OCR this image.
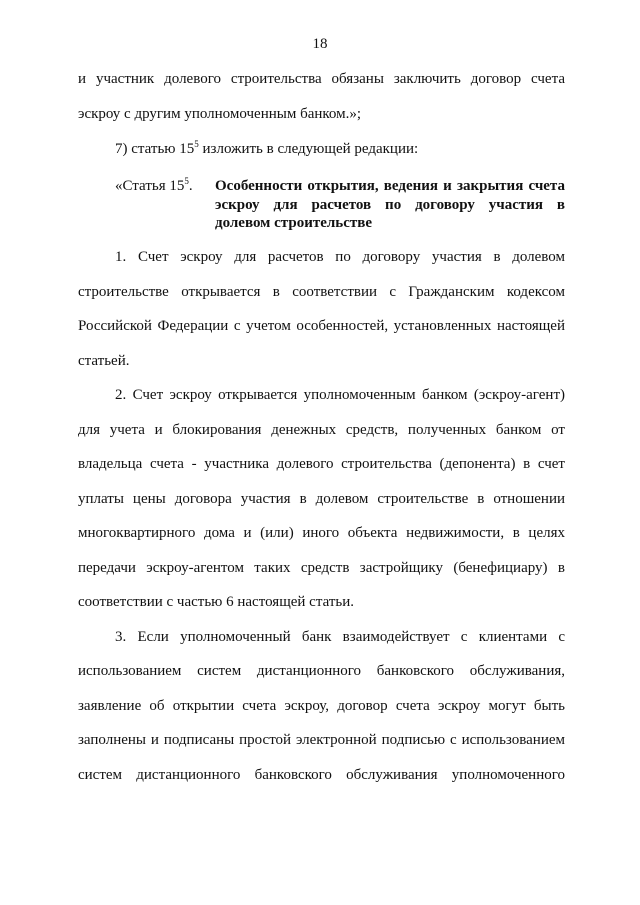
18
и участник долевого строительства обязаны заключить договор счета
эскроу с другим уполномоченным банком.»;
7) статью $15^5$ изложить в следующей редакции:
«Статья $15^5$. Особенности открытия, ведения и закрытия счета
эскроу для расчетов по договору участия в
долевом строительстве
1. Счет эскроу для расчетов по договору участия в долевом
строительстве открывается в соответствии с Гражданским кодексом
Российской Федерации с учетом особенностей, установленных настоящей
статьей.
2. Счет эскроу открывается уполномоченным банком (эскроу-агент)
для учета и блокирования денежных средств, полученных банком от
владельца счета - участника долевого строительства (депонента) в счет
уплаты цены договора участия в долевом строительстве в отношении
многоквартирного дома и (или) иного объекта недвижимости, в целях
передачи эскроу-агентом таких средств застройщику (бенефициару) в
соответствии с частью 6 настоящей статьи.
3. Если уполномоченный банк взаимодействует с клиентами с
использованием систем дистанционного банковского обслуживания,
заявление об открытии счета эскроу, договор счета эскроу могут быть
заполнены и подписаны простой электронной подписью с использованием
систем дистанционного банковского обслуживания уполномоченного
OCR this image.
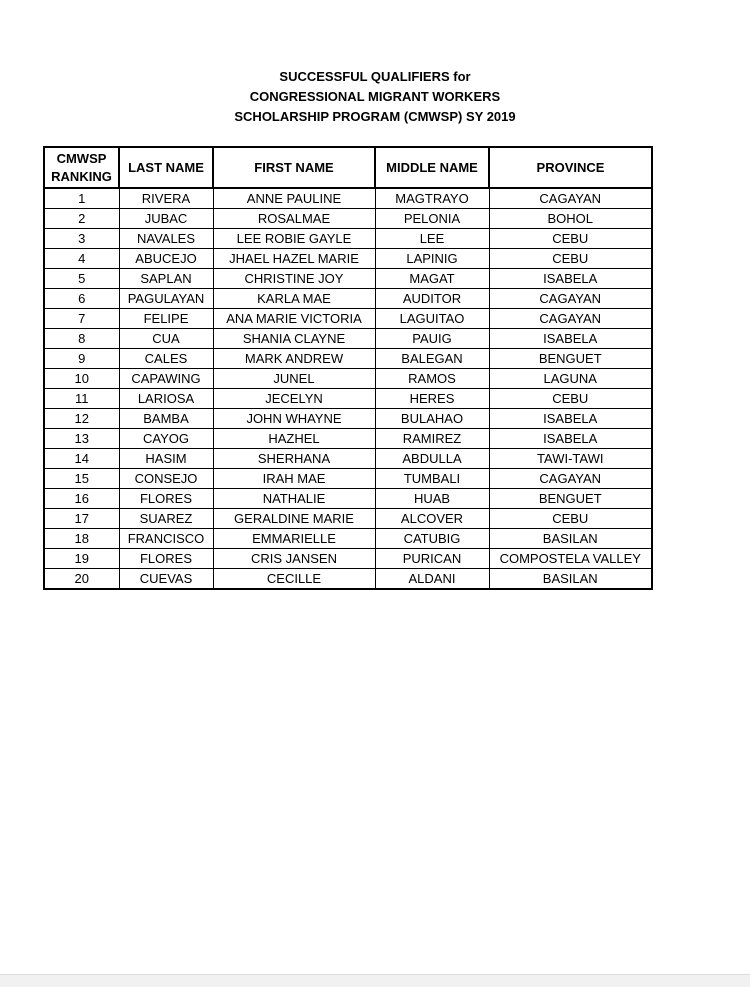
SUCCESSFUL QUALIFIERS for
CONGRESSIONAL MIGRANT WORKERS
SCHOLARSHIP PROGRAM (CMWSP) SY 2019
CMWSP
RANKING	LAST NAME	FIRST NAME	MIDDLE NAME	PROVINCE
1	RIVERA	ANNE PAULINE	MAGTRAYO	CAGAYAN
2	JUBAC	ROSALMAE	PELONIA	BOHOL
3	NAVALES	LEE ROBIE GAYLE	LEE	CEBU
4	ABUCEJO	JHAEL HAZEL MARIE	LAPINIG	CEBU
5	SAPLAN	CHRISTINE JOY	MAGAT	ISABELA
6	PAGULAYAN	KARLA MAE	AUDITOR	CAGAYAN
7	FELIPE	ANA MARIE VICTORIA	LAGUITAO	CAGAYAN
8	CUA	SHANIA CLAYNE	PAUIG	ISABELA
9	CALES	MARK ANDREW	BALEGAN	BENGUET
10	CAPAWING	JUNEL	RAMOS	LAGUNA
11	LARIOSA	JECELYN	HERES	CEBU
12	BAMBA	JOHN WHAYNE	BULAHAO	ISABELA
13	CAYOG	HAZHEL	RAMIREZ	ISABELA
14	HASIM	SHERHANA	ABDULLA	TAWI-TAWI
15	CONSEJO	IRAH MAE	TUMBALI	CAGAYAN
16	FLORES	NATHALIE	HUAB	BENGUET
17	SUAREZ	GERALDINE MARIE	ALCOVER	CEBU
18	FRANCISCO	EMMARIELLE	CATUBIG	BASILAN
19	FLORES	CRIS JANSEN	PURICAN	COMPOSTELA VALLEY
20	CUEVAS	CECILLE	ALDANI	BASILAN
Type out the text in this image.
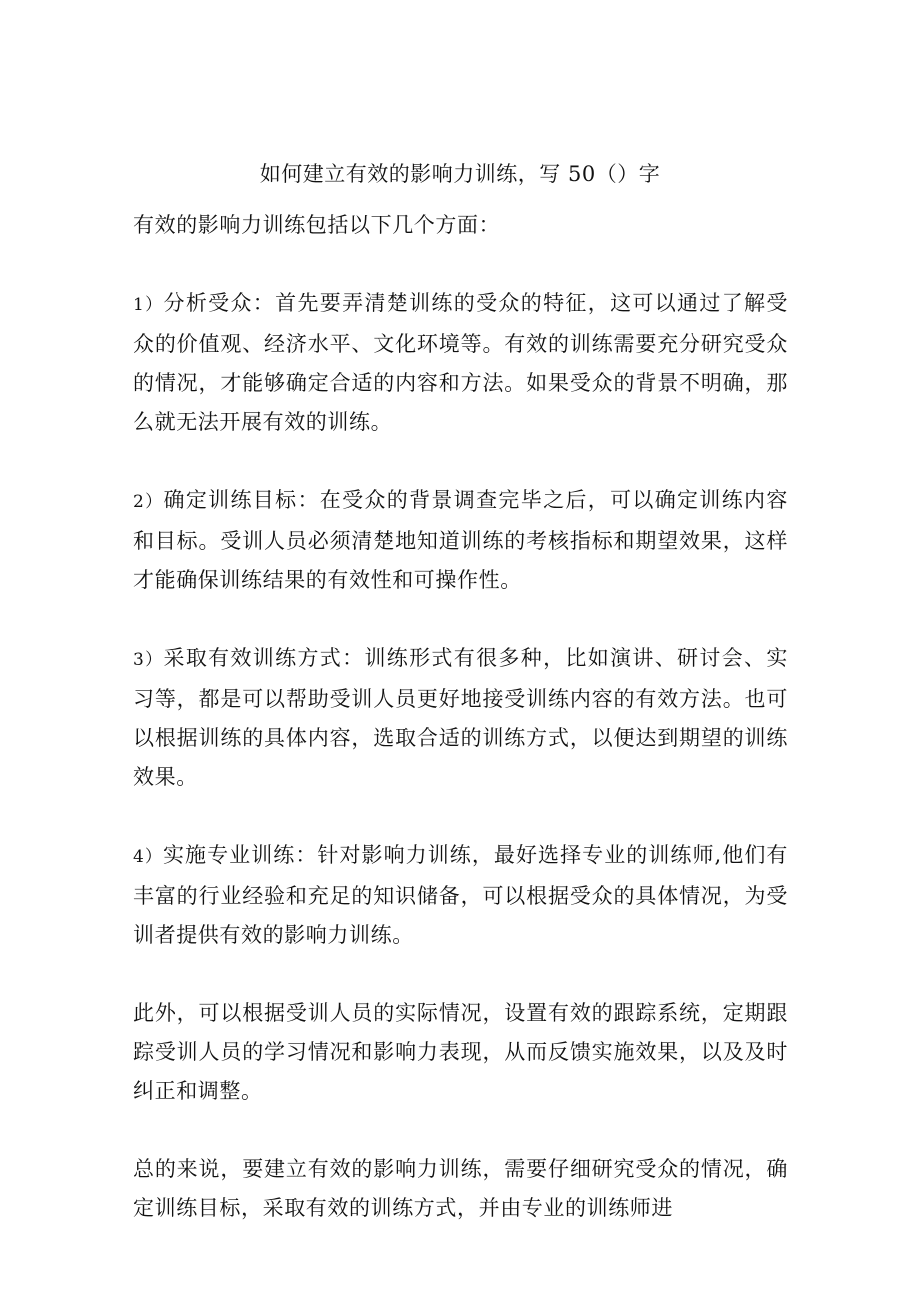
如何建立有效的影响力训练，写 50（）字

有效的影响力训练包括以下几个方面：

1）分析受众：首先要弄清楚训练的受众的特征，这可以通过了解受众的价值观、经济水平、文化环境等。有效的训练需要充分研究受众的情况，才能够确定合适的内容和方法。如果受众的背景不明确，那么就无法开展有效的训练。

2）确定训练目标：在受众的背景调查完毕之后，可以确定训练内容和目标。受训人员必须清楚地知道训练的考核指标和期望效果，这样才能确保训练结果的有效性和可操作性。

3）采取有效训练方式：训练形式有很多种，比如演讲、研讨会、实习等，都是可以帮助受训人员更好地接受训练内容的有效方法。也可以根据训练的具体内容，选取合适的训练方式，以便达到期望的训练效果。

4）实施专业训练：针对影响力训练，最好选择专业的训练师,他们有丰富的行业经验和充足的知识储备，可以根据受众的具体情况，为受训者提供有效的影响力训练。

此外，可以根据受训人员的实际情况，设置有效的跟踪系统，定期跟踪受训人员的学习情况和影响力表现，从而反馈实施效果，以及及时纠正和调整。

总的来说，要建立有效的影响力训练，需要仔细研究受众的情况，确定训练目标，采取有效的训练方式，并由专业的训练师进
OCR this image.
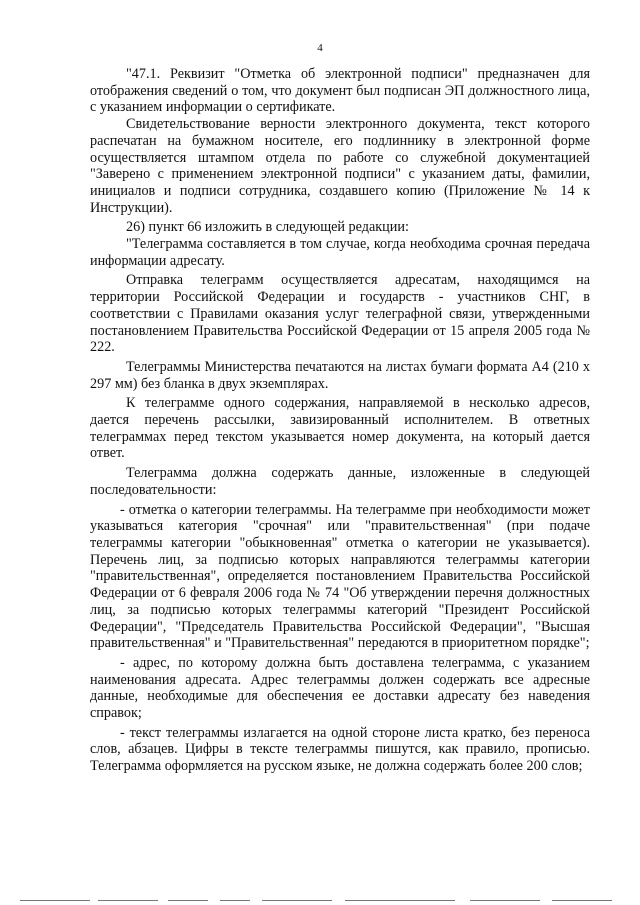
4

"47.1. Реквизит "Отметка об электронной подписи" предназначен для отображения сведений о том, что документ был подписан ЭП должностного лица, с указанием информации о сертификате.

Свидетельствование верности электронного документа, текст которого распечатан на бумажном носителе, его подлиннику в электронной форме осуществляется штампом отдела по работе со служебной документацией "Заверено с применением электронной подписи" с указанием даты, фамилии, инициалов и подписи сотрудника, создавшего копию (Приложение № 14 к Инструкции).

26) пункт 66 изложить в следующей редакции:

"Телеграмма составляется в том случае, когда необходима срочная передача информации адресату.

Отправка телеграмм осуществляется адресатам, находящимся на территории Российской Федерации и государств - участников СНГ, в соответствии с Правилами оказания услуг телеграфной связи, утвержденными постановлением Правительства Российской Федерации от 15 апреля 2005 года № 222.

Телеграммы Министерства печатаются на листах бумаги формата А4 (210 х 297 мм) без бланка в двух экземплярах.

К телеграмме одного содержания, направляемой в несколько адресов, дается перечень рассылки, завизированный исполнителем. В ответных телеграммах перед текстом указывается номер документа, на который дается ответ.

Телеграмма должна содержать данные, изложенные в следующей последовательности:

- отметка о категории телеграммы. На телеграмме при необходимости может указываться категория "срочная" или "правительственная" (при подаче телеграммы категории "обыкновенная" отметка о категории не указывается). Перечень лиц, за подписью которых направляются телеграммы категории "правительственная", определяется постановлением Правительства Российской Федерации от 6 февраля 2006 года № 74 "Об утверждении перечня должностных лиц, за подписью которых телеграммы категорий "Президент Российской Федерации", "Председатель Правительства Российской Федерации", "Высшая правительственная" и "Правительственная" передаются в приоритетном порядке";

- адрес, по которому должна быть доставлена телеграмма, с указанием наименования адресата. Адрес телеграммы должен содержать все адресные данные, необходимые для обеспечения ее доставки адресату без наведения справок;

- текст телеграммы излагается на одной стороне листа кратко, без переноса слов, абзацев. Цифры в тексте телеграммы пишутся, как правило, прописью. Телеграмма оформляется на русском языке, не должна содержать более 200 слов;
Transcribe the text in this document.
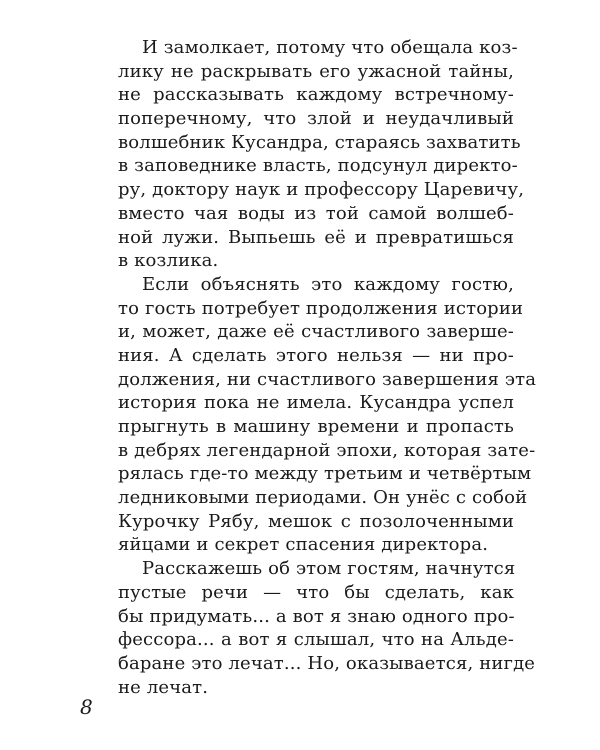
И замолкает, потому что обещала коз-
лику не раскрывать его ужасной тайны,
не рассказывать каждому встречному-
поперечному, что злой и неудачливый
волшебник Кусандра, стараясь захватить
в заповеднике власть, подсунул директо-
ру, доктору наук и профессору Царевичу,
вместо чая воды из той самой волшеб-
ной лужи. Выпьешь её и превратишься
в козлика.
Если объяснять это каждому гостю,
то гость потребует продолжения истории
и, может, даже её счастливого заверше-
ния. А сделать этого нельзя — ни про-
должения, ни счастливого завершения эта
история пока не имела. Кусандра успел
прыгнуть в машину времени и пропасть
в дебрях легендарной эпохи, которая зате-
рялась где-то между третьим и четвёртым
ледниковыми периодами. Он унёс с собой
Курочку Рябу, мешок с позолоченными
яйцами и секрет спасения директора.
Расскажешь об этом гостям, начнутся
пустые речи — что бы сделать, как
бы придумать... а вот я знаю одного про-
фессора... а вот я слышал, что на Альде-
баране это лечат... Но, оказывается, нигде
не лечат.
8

Prompt:
Determine the number of lines in the entries above where the string "подписью" appears. Answer with the number alone.

Finished answer:
2